═════ Supplied records
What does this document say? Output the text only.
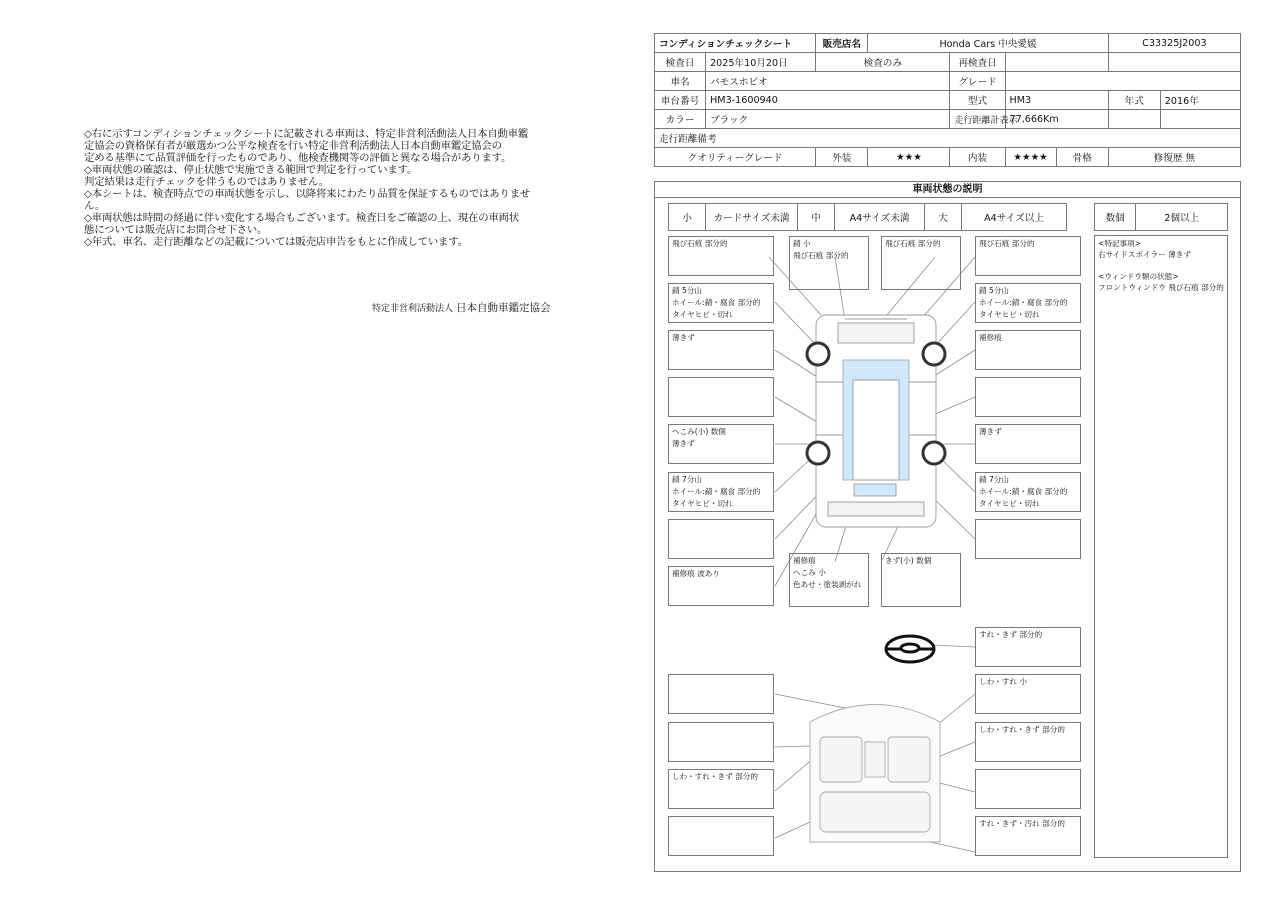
◇右に示すコンディションチェックシートに記載される車両は、特定非営利活動法人日本自動車鑑
定協会の資格保有者が厳選かつ公平な検査を行い特定非営利活動法人日本自動車鑑定協会の
定める基準にて品質評価を行ったものであり、他検査機関等の評価と異なる場合があります。
◇車両状態の確認は、停止状態で実施できる範囲で判定を行っています。
判定結果は走行チェックを伴うものではありません。
◇本シートは、検査時点での車両状態を示し、以降将来にわたり品質を保証するものではありませ
ん。
◇車両状態は時間の経過に伴い変化する場合もございます。検査日をご確認の上、現在の車両状
態については販売店にお問合せ下さい。
◇年式、車名、走行距離などの記載については販売店申告をもとに作成しています。
特定非営利活動法人 日本自動車鑑定協会
コンディションチェックシート		販売店名	Honda Cars 中央愛媛				C33325J2003	
検査日	2025年10月20日	検査のみ		再検査日				
車名	バモスホビオ			グレード				
車台番号	HM3-1600940			型式	HM3		年式	2016年
カラー	ブラック			走行距離計表示	77,666Km			
走行距離備考								
クオリティーグレード		外装	★★★	内装	★★★★	骨格	修復歴 無	
車両状態の説明
小	カードサイズ未満	中	A4サイズ未満	大	A4サイズ以上	数個	2個以上
<特記事項>
右サイドスポイラー 薄きず

<ウィンドウ類の状態>
フロントウィンドウ 飛び石痕 部分的
飛び石痕 部分的	錆 小
飛び石痕 部分的
飛び石痕 部分的	飛び石痕 部分的
錆 5分山
ホイール:錆・腐食 部分的
タイヤヒビ・切れ
錆 5分山
ホイール:錆・腐食 部分的
タイヤヒビ・切れ
薄きず	補修痕
へこみ(小) 数個
薄きず
薄きず
錆 7分山
ホイール:錆・腐食 部分的
タイヤヒビ・切れ
錆 7分山
ホイール:錆・腐食 部分的
タイヤヒビ・切れ
補修痕 波あり
補修痕
へこみ 小
色あせ・塗装剥がれ
きず(小) 数個
すれ・きず 部分的
しわ・すれ 小
しわ・すれ・きず 部分的
しわ・すれ・きず 部分的
すれ・きず・汚れ 部分的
══════════
** What the task asks **
Every entry must be written out exactly, with all pictures left out.

** Response to the exercise **
What does this document say? Output the text only.
◇右に示すコンディションチェックシートに記載される車両は、特定非営利活動法人日本自動車鑑
定協会の資格保有者が厳選かつ公平な検査を行い特定非営利活動法人日本自動車鑑定協会の
定める基準にて品質評価を行ったものであり、他検査機関等の評価と異なる場合があります。
◇車両状態の確認は、停止状態で実施できる範囲で判定を行っています。
判定結果は走行チェックを伴うものではありません。
◇本シートは、検査時点での車両状態を示し、以降将来にわたり品質を保証するものではありませ
ん。
◇車両状態は時間の経過に伴い変化する場合もございます。検査日をご確認の上、現在の車両状
態については販売店にお問合せ下さい。
◇年式、車名、走行距離などの記載については販売店申告をもとに作成しています。
特定非営利活動法人 日本自動車鑑定協会
コンディションチェックシート		販売店名	Honda Cars 中央愛媛				C33325J2003	
検査日	2025年10月20日	検査のみ		再検査日				
車名	バモスホビオ			グレード				
車台番号	HM3-1600940			型式	HM3		年式	2016年
カラー	ブラック			走行距離計表示	77,666Km			
走行距離備考								
クオリティーグレード		外装	★★★	内装	★★★★	骨格	修復歴 無	
車両状態の説明
小	カードサイズ未満	中	A4サイズ未満	大	A4サイズ以上	数個	2個以上
<特記事項>
右サイドスポイラー 薄きず

<ウィンドウ類の状態>
フロントウィンドウ 飛び石痕 部分的
飛び石痕 部分的	錆 小
飛び石痕 部分的
飛び石痕 部分的	飛び石痕 部分的
錆 5分山
ホイール:錆・腐食 部分的
タイヤヒビ・切れ
錆 5分山
ホイール:錆・腐食 部分的
タイヤヒビ・切れ
薄きず	補修痕
へこみ(小) 数個
薄きず
薄きず
錆 7分山
ホイール:錆・腐食 部分的
タイヤヒビ・切れ
錆 7分山
ホイール:錆・腐食 部分的
タイヤヒビ・切れ
補修痕 波あり
補修痕
へこみ 小
色あせ・塗装剥がれ
きず(小) 数個
すれ・きず 部分的
しわ・すれ 小
しわ・すれ・きず 部分的
しわ・すれ・きず 部分的
すれ・きず・汚れ 部分的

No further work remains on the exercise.